Direction a:
Copy out the entries from the line with "List every element" up to and including the line with "svg-text:80%: 80% <box>244 44 260 52</box>", exactly as they stand, and leave the pictures out.

Welcome to the latest installment of our ongoing blog series where we highlight computer vision datasets in the FiftyOne Dataset Zoo! FiftyOne provides a Dataset Zoo that contains a collection of common datasets that you can download and load into FiftyOne via a few simple commands. In this post, we explore the UCF101 Action Recognition video dataset.

Wait, what’s FiftyOne?

FiftyOne is an open source machine learning toolset that enables data science teams to improve the performance of their computer vision models by helping them curate high quality datasets, evaluate models, find mistakes, visualize embeddings, and get to production faster.

The FiftyOne Dataset Zoo comprises more than 30 datasets, with new datasets being added all the time! They cover a variety of computer vision use cases including:

Video
Images
Location
Point-cloud
Action-recognition
Classification
Detection
Segmentation
Relationships
And more!

About the UCF101 action recognition dataset

UCF101 is a human action recognition (HAR) dataset of realistic action videos, collected from YouTube, with 101 action categories. At the time of its release in 2012, it was the largest video action recognition dataset available to the research community.

Exercise materials:
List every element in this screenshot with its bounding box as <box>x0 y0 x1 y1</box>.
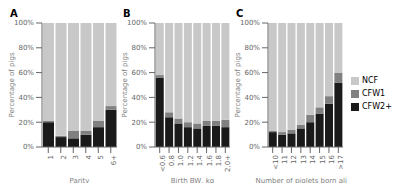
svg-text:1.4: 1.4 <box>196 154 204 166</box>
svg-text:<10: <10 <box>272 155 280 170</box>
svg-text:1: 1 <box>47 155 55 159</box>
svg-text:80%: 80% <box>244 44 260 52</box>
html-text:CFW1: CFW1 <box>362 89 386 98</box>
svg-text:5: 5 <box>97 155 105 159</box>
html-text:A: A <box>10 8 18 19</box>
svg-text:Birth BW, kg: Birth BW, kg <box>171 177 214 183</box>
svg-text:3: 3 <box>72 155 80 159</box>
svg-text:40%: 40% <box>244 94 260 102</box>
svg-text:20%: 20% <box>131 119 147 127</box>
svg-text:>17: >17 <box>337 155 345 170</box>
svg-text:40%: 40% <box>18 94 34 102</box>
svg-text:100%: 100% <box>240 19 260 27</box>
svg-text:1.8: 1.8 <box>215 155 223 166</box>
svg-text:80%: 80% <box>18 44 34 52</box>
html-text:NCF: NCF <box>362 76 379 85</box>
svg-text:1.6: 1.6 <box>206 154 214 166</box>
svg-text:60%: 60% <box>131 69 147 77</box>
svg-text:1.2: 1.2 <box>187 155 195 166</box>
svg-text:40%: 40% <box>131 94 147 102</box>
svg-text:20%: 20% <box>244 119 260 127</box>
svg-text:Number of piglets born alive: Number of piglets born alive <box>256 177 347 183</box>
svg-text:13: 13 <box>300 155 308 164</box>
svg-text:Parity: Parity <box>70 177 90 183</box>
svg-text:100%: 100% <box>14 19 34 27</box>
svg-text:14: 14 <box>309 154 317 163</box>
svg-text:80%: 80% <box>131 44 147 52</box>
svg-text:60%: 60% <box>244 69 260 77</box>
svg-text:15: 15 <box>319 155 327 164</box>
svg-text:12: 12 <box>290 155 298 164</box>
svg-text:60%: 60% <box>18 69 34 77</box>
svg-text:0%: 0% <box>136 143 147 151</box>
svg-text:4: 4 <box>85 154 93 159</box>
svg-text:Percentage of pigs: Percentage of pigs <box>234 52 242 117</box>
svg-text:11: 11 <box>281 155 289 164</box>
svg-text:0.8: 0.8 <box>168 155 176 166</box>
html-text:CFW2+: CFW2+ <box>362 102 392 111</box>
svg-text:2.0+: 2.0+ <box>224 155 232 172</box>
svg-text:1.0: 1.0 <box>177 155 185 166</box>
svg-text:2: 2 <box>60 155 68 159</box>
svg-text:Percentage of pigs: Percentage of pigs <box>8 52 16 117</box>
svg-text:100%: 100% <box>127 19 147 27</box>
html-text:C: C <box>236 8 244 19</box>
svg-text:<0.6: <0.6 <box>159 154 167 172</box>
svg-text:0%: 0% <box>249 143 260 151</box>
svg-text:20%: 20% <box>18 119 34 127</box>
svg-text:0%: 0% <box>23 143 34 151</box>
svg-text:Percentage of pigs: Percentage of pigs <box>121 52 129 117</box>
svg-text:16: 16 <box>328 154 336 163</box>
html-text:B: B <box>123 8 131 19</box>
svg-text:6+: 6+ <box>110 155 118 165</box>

* * *

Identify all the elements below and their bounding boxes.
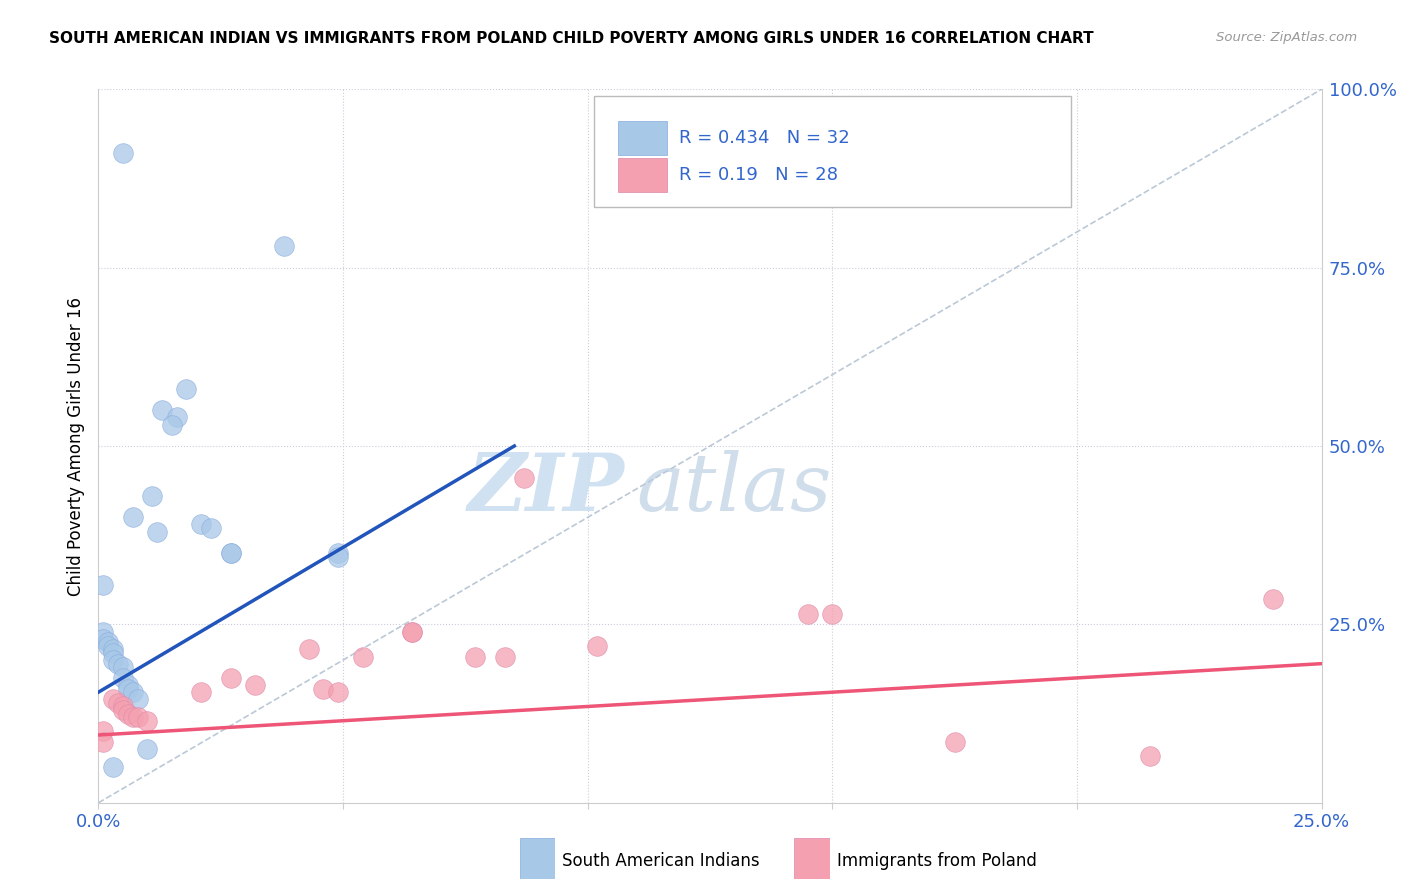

...

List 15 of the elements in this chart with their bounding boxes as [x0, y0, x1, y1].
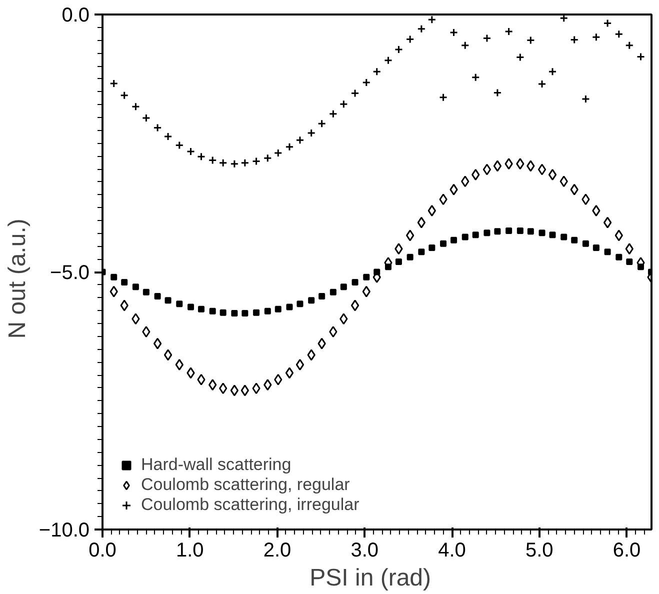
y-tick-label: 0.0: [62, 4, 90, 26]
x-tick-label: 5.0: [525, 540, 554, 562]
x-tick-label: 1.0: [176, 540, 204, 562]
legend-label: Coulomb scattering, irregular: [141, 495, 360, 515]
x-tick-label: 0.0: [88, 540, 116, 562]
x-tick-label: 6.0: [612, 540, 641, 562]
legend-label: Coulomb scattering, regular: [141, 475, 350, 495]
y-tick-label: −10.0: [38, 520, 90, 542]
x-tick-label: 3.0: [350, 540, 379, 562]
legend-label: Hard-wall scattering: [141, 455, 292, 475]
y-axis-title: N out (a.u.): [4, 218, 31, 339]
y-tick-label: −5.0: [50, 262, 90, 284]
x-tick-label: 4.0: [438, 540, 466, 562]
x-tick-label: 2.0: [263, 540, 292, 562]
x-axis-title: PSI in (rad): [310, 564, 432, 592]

Direction b:
Based on the FiftyOne blog post, is each statement correct? Answer yes or no and quote the words from the post that settle it.
(i) The UCF101 dataset contains 101 action categories.
(ii) The FiftyOne Dataset Zoo holds fewer than 20 datasets.
(iii) UCF101 was released in 2015.

Problem solution a:
List every element in this screenshot with its bounding box as <box>x0 y0 x1 y1</box>.
svg-text:1.4: 1.4 <box>196 154 204 166</box>
svg-text:<10: <10 <box>272 155 280 170</box>
svg-text:1: 1 <box>47 155 55 159</box>
svg-text:80%: 80% <box>244 44 260 52</box>

Problem solution b:
(i) Yes: "with 101 action categories"
(ii) No: "comprises more than 30 datasets"
(iii) No: "At the time of its release in 2012"